Dataset records:
════════════════════

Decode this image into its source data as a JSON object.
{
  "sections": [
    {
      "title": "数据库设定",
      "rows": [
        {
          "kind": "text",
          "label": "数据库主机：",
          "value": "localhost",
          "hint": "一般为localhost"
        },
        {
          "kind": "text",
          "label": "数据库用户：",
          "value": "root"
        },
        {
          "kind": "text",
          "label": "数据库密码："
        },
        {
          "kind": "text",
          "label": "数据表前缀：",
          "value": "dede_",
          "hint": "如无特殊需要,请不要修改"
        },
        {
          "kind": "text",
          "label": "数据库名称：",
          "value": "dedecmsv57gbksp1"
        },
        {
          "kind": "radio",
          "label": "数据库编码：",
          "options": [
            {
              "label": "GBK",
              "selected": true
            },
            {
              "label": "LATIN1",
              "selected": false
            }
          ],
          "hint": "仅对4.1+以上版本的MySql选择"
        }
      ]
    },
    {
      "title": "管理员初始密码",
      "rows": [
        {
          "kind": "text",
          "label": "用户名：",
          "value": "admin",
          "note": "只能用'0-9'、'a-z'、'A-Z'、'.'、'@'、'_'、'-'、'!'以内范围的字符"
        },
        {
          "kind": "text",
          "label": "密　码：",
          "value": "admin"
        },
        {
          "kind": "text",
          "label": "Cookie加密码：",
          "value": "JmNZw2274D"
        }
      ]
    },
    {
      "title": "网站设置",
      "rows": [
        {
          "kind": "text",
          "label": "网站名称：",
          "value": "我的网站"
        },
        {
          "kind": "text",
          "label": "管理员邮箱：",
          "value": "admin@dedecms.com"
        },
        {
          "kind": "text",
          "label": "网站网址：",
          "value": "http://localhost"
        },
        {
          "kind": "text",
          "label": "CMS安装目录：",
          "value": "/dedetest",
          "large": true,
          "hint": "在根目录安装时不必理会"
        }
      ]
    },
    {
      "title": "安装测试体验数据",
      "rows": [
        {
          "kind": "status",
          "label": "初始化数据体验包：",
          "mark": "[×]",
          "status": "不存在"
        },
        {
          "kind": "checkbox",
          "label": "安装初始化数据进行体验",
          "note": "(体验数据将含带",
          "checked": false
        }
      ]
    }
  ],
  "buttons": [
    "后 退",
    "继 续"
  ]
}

════════════════════

| Instructions for the task |
The records above should be duplicated in full, exactly as given.

| Response to this exercise |
Decode this image into its source data as a JSON object.
{
  "sections": [
    {
      "title": "数据库设定",
      "rows": [
        {
          "kind": "text",
          "label": "数据库主机：",
          "value": "localhost",
          "hint": "一般为localhost"
        },
        {
          "kind": "text",
          "label": "数据库用户：",
          "value": "root"
        },
        {
          "kind": "text",
          "label": "数据库密码："
        },
        {
          "kind": "text",
          "label": "数据表前缀：",
          "value": "dede_",
          "hint": "如无特殊需要,请不要修改"
        },
        {
          "kind": "text",
          "label": "数据库名称：",
          "value": "dedecmsv57gbksp1"
        },
        {
          "kind": "radio",
          "label": "数据库编码：",
          "options": [
            {
              "label": "GBK",
              "selected": true
            },
            {
              "label": "LATIN1",
              "selected": false
            }
          ],
          "hint": "仅对4.1+以上版本的MySql选择"
        }
      ]
    },
    {
      "title": "管理员初始密码",
      "rows": [
        {
          "kind": "text",
          "label": "用户名：",
          "value": "admin",
          "note": "只能用'0-9'、'a-z'、'A-Z'、'.'、'@'、'_'、'-'、'!'以内范围的字符"
        },
        {
          "kind": "text",
          "label": "密　码：",
          "value": "admin"
        },
        {
          "kind": "text",
          "label": "Cookie加密码：",
          "value": "JmNZw2274D"
        }
      ]
    },
    {
      "title": "网站设置",
      "rows": [
        {
          "kind": "text",
          "label": "网站名称：",
          "value": "我的网站"
        },
        {
          "kind": "text",
          "label": "管理员邮箱：",
          "value": "admin@dedecms.com"
        },
        {
          "kind": "text",
          "label": "网站网址：",
          "value": "http://localhost"
        },
        {
          "kind": "text",
          "label": "CMS安装目录：",
          "value": "/dedetest",
          "large": true,
          "hint": "在根目录安装时不必理会"
        }
      ]
    },
    {
      "title": "安装测试体验数据",
      "rows": [
        {
          "kind": "status",
          "label": "初始化数据体验包：",
          "mark": "[×]",
          "status": "不存在"
        },
        {
          "kind": "checkbox",
          "label": "安装初始化数据进行体验",
          "note": "(体验数据将含带",
          "checked": false
        }
      ]
    }
  ],
  "buttons": [
    "后 退",
    "继 续"
  ]
}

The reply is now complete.